• Extracted data:
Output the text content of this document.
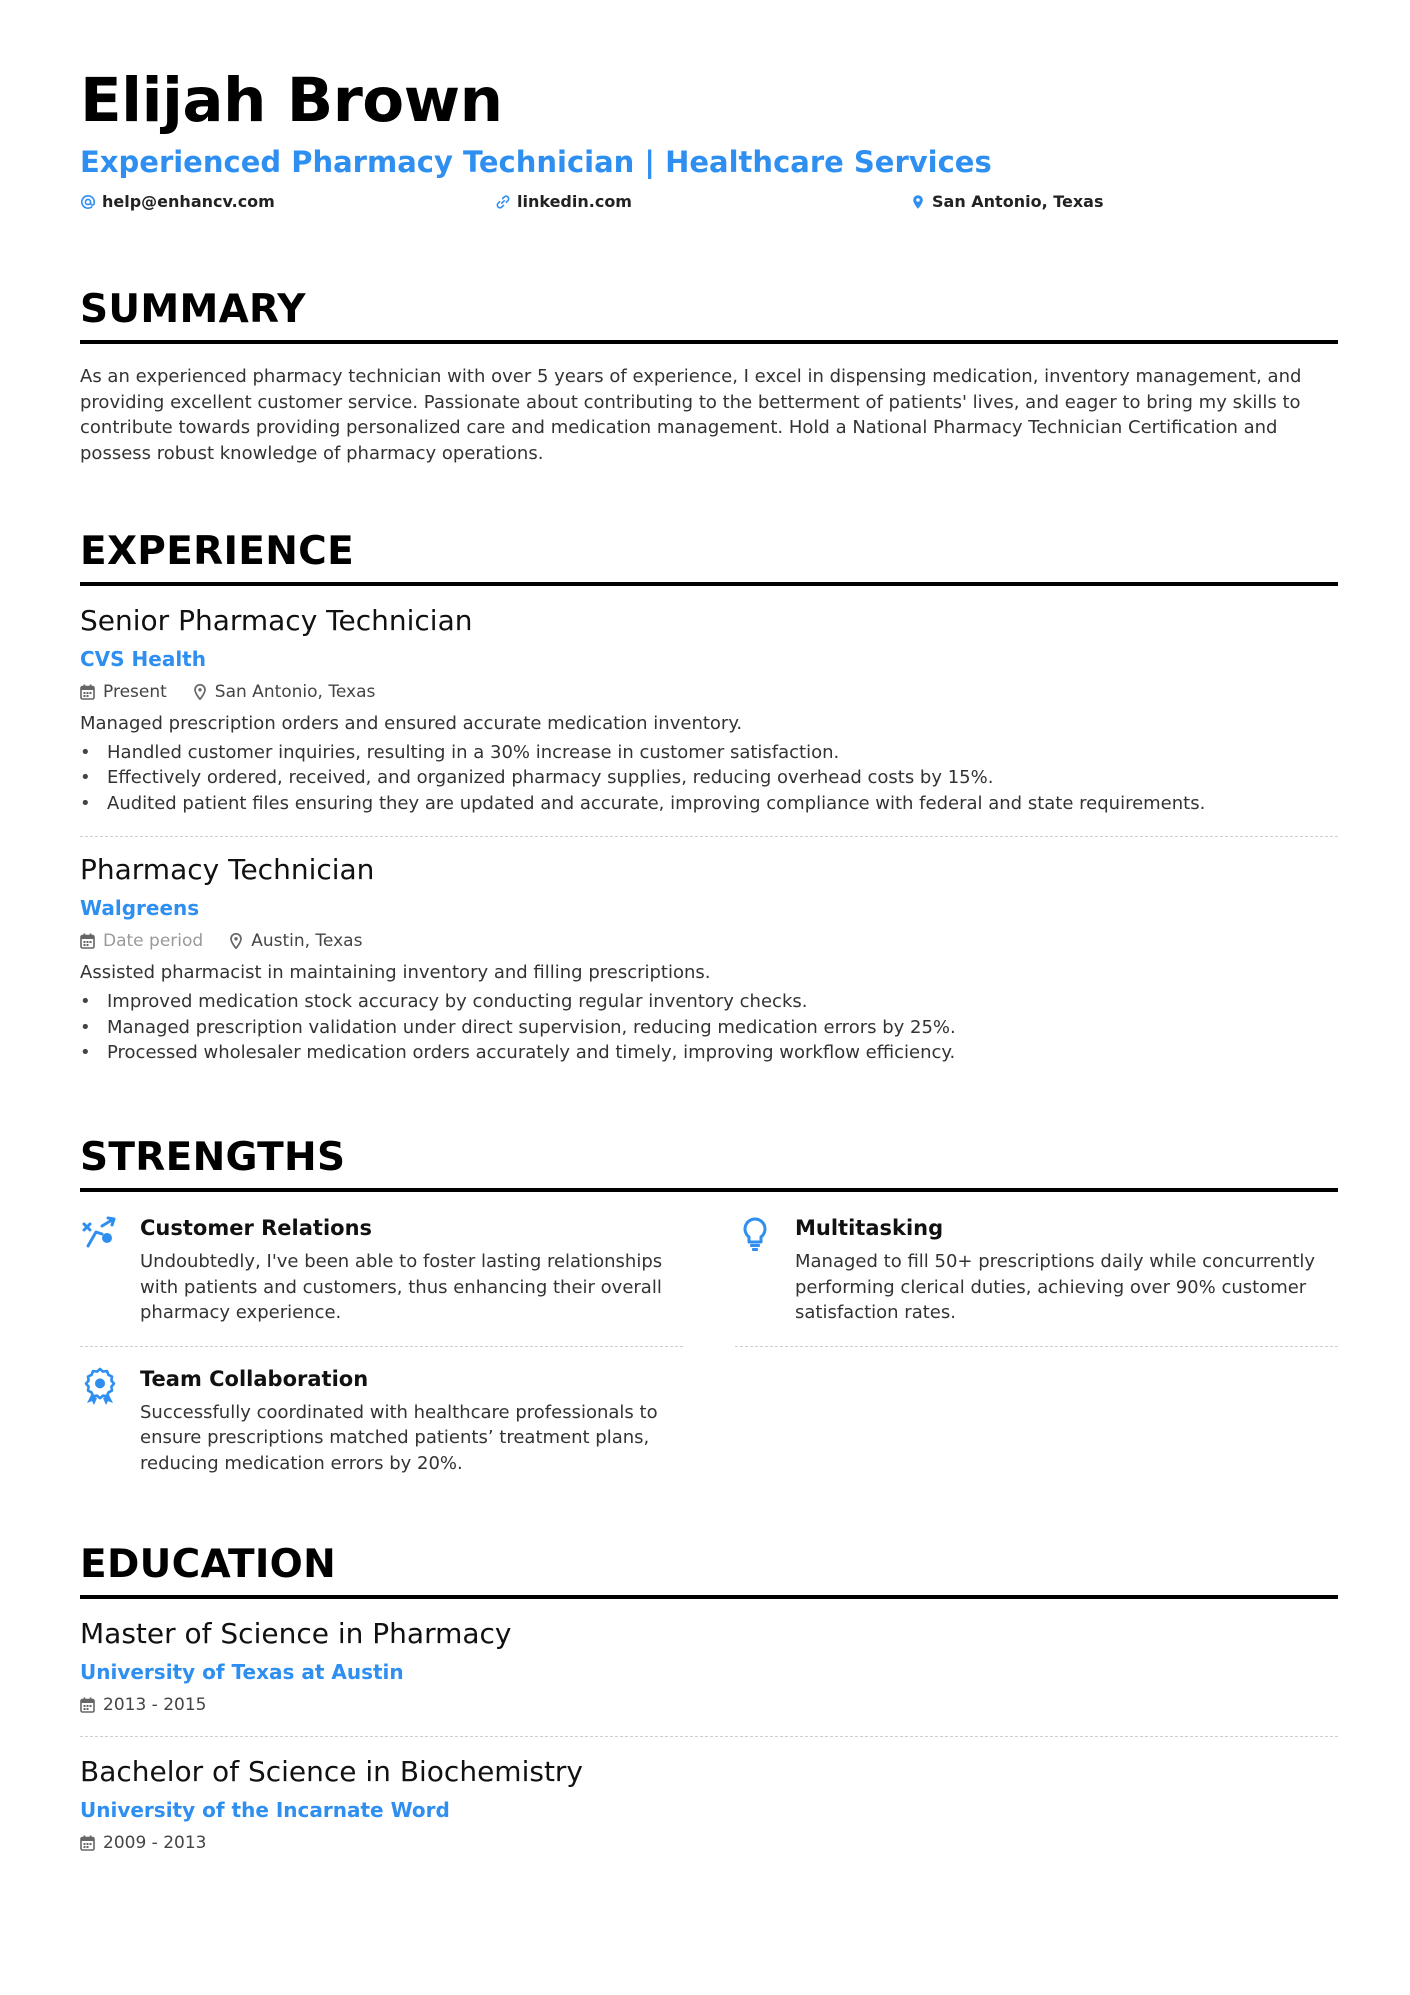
Elijah Brown
Experienced Pharmacy Technician | Healthcare Services
help@enhancv.com	linkedin.com	San Antonio, Texas
SUMMARY
As an experienced pharmacy technician with over 5 years of experience, I excel in dispensing medication, inventory management, and providing excellent customer service. Passionate about contributing to the betterment of patients' lives, and eager to bring my skills to contribute towards providing personalized care and medication management. Hold a National Pharmacy Technician Certification and possess robust knowledge of pharmacy operations.
EXPERIENCE
Senior Pharmacy Technician
CVS Health
Present	San Antonio, Texas
Managed prescription orders and ensured accurate medication inventory.
• Handled customer inquiries, resulting in a 30% increase in customer satisfaction.
• Effectively ordered, received, and organized pharmacy supplies, reducing overhead costs by 15%.
• Audited patient files ensuring they are updated and accurate, improving compliance with federal and state requirements.
Pharmacy Technician
Walgreens
Date period	Austin, Texas
Assisted pharmacist in maintaining inventory and filling prescriptions.
• Improved medication stock accuracy by conducting regular inventory checks.
• Managed prescription validation under direct supervision, reducing medication errors by 25%.
• Processed wholesaler medication orders accurately and timely, improving workflow efficiency.
STRENGTHS
Customer Relations
Undoubtedly, I've been able to foster lasting relationships with patients and customers, thus enhancing their overall pharmacy experience.
Multitasking
Managed to fill 50+ prescriptions daily while concurrently performing clerical duties, achieving over 90% customer satisfaction rates.
Team Collaboration
Successfully coordinated with healthcare professionals to ensure prescriptions matched patients’ treatment plans, reducing medication errors by 20%.
EDUCATION
Master of Science in Pharmacy
University of Texas at Austin
2013 - 2015
Bachelor of Science in Biochemistry
University of the Incarnate Word
2009 - 2013
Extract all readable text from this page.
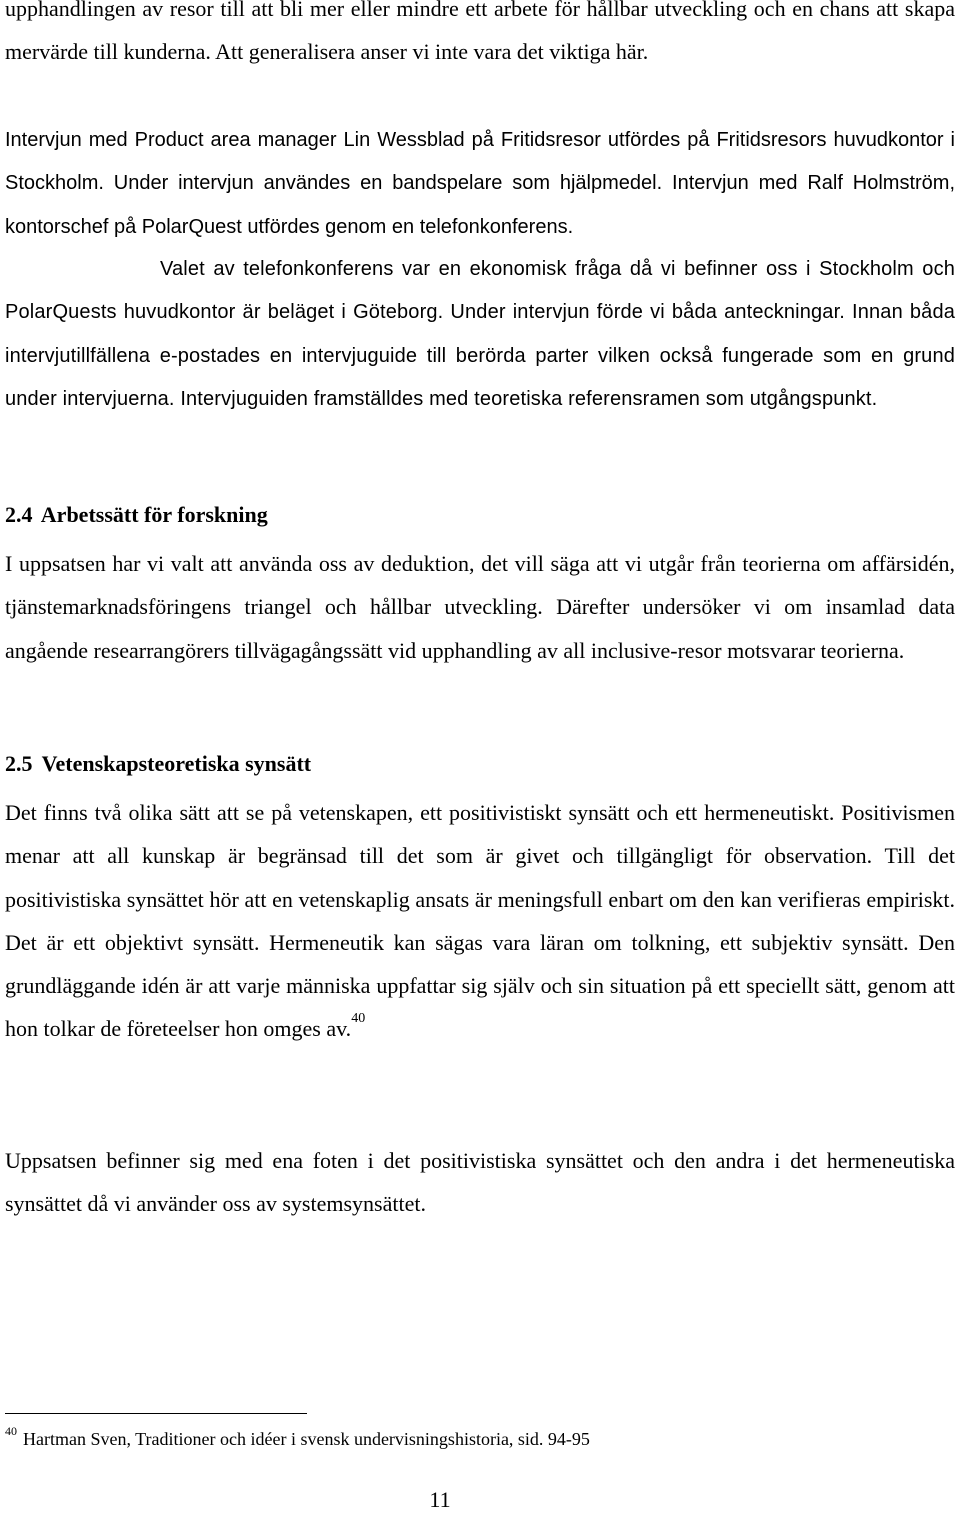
upphandlingen av resor till att bli mer eller mindre ett arbete för hållbar utveckling och en chans att skapa mervärde till kunderna. Att generalisera anser vi inte vara det viktiga här.

Intervjun med Product area manager Lin Wessblad på Fritidsresor utfördes på Fritidsresors huvudkontor i Stockholm. Under intervjun användes en bandspelare som hjälpmedel. Intervjun med Ralf Holmström, kontorschef på PolarQuest utfördes genom en telefonkonferens.

Valet av telefonkonferens var en ekonomisk fråga då vi befinner oss i Stockholm och PolarQuests huvudkontor är beläget i Göteborg. Under intervjun förde vi båda anteckningar. Innan båda intervjutillfällena e-postades en intervjuguide till berörda parter vilken också fungerade som en grund under intervjuerna. Intervjuguiden framställdes med teoretiska referensramen som utgångspunkt.

2.4 Arbetssätt för forskning

I uppsatsen har vi valt att använda oss av deduktion, det vill säga att vi utgår från teorierna om affärsidén, tjänstemarknadsföringens triangel och hållbar utveckling. Därefter undersöker vi om insamlad data angående researrangörers tillvägagångssätt vid upphandling av all inclusive-resor motsvarar teorierna.

2.5 Vetenskapsteoretiska synsätt

Det finns två olika sätt att se på vetenskapen, ett positivistiskt synsätt och ett hermeneutiskt. Positivismen menar att all kunskap är begränsad till det som är givet och tillgängligt för observation. Till det positivistiska synsättet hör att en vetenskaplig ansats är meningsfull enbart om den kan verifieras empiriskt. Det är ett objektivt synsätt. Hermeneutik kan sägas vara läran om tolkning, ett subjektiv synsätt. Den grundläggande idén är att varje människa uppfattar sig själv och sin situation på ett speciellt sätt, genom att hon tolkar de företeelser hon omges av.$^{40}$

Uppsatsen befinner sig med ena foten i det positivistiska synsättet och den andra i det hermeneutiska synsättet då vi använder oss av systemsynsättet.

$^{40}$ Hartman Sven, Traditioner och idéer i svensk undervisningshistoria, sid. 94-95

11
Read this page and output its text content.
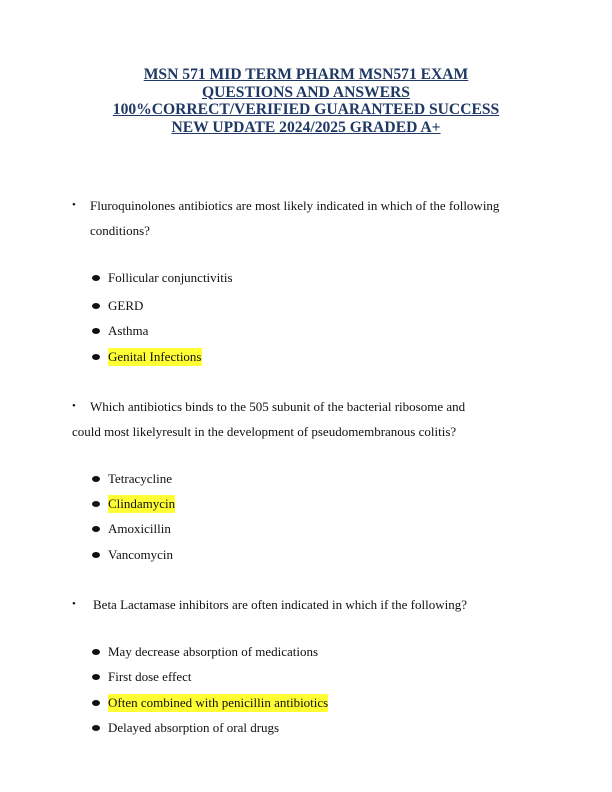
MSN 571 MID TERM PHARM MSN571 EXAM
QUESTIONS AND ANSWERS
100%CORRECT/VERIFIED GUARANTEED SUCCESS
NEW UPDATE 2024/2025 GRADED A+
• Fluroquinolones antibiotics are most likely indicated in which of the following conditions?
Follicular conjunctivitis
GERD
Asthma
Genital Infections
• Which antibiotics binds to the 505 subunit of the bacterial ribosome and
could most likelyresult in the development of pseudomembranous colitis?
Tetracycline
Clindamycin
Amoxicillin
Vancomycin
• Beta Lactamase inhibitors are often indicated in which if the following?
May decrease absorption of medications
First dose effect
Often combined with penicillin antibiotics
Delayed absorption of oral drugs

• What the task asks: The reply must hold each line of the records verbatim and no pictures.

• Task answer:
Output the text content of this document.
Elijah Brown
Experienced Pharmacy Technician | Healthcare Services
help@enhancv.com	linkedin.com	San Antonio, Texas
SUMMARY
As an experienced pharmacy technician with over 5 years of experience, I excel in dispensing medication, inventory management, and providing excellent customer service. Passionate about contributing to the betterment of patients' lives, and eager to bring my skills to contribute towards providing personalized care and medication management. Hold a National Pharmacy Technician Certification and possess robust knowledge of pharmacy operations.
EXPERIENCE
Senior Pharmacy Technician
CVS Health
Present	San Antonio, Texas
Managed prescription orders and ensured accurate medication inventory.
• Handled customer inquiries, resulting in a 30% increase in customer satisfaction.
• Effectively ordered, received, and organized pharmacy supplies, reducing overhead costs by 15%.
• Audited patient files ensuring they are updated and accurate, improving compliance with federal and state requirements.
Pharmacy Technician
Walgreens
Date period	Austin, Texas
Assisted pharmacist in maintaining inventory and filling prescriptions.
• Improved medication stock accuracy by conducting regular inventory checks.
• Managed prescription validation under direct supervision, reducing medication errors by 25%.
• Processed wholesaler medication orders accurately and timely, improving workflow efficiency.
STRENGTHS
Customer Relations
Undoubtedly, I've been able to foster lasting relationships with patients and customers, thus enhancing their overall pharmacy experience.
Multitasking
Managed to fill 50+ prescriptions daily while concurrently performing clerical duties, achieving over 90% customer satisfaction rates.
Team Collaboration
Successfully coordinated with healthcare professionals to ensure prescriptions matched patients’ treatment plans, reducing medication errors by 20%.
EDUCATION
Master of Science in Pharmacy
University of Texas at Austin
2013 - 2015
Bachelor of Science in Biochemistry
University of the Incarnate Word
2009 - 2013
Extract all readable text from this page.
upphandlingen av resor till att bli mer eller mindre ett arbete för hållbar utveckling och en chans att skapa mervärde till kunderna. Att generalisera anser vi inte vara det viktiga här.

Intervjun med Product area manager Lin Wessblad på Fritidsresor utfördes på Fritidsresors huvudkontor i Stockholm. Under intervjun användes en bandspelare som hjälpmedel. Intervjun med Ralf Holmström, kontorschef på PolarQuest utfördes genom en telefonkonferens.

Valet av telefonkonferens var en ekonomisk fråga då vi befinner oss i Stockholm och PolarQuests huvudkontor är beläget i Göteborg. Under intervjun förde vi båda anteckningar. Innan båda intervjutillfällena e-postades en intervjuguide till berörda parter vilken också fungerade som en grund under intervjuerna. Intervjuguiden framställdes med teoretiska referensramen som utgångspunkt.

2.4 Arbetssätt för forskning

I uppsatsen har vi valt att använda oss av deduktion, det vill säga att vi utgår från teorierna om affärsidén, tjänstemarknadsföringens triangel och hållbar utveckling. Därefter undersöker vi om insamlad data angående researrangörers tillvägagångssätt vid upphandling av all inclusive-resor motsvarar teorierna.

2.5 Vetenskapsteoretiska synsätt

Det finns två olika sätt att se på vetenskapen, ett positivistiskt synsätt och ett hermeneutiskt. Positivismen menar att all kunskap är begränsad till det som är givet och tillgängligt för observation. Till det positivistiska synsättet hör att en vetenskaplig ansats är meningsfull enbart om den kan verifieras empiriskt. Det är ett objektivt synsätt. Hermeneutik kan sägas vara läran om tolkning, ett subjektiv synsätt. Den grundläggande idén är att varje människa uppfattar sig själv och sin situation på ett speciellt sätt, genom att hon tolkar de företeelser hon omges av.$^{40}$

Uppsatsen befinner sig med ena foten i det positivistiska synsättet och den andra i det hermeneutiska synsättet då vi använder oss av systemsynsättet.

$^{40}$ Hartman Sven, Traditioner och idéer i svensk undervisningshistoria, sid. 94-95

11
Read this page and output its text content.
MSN 571 MID TERM PHARM MSN571 EXAM
QUESTIONS AND ANSWERS
100%CORRECT/VERIFIED GUARANTEED SUCCESS
NEW UPDATE 2024/2025 GRADED A+
• Fluroquinolones antibiotics are most likely indicated in which of the following conditions?
Follicular conjunctivitis
GERD
Asthma
Genital Infections
• Which antibiotics binds to the 505 subunit of the bacterial ribosome and
could most likelyresult in the development of pseudomembranous colitis?
Tetracycline
Clindamycin
Amoxicillin
Vancomycin
• Beta Lactamase inhibitors are often indicated in which if the following?
May decrease absorption of medications
First dose effect
Often combined with penicillin antibiotics
Delayed absorption of oral drugs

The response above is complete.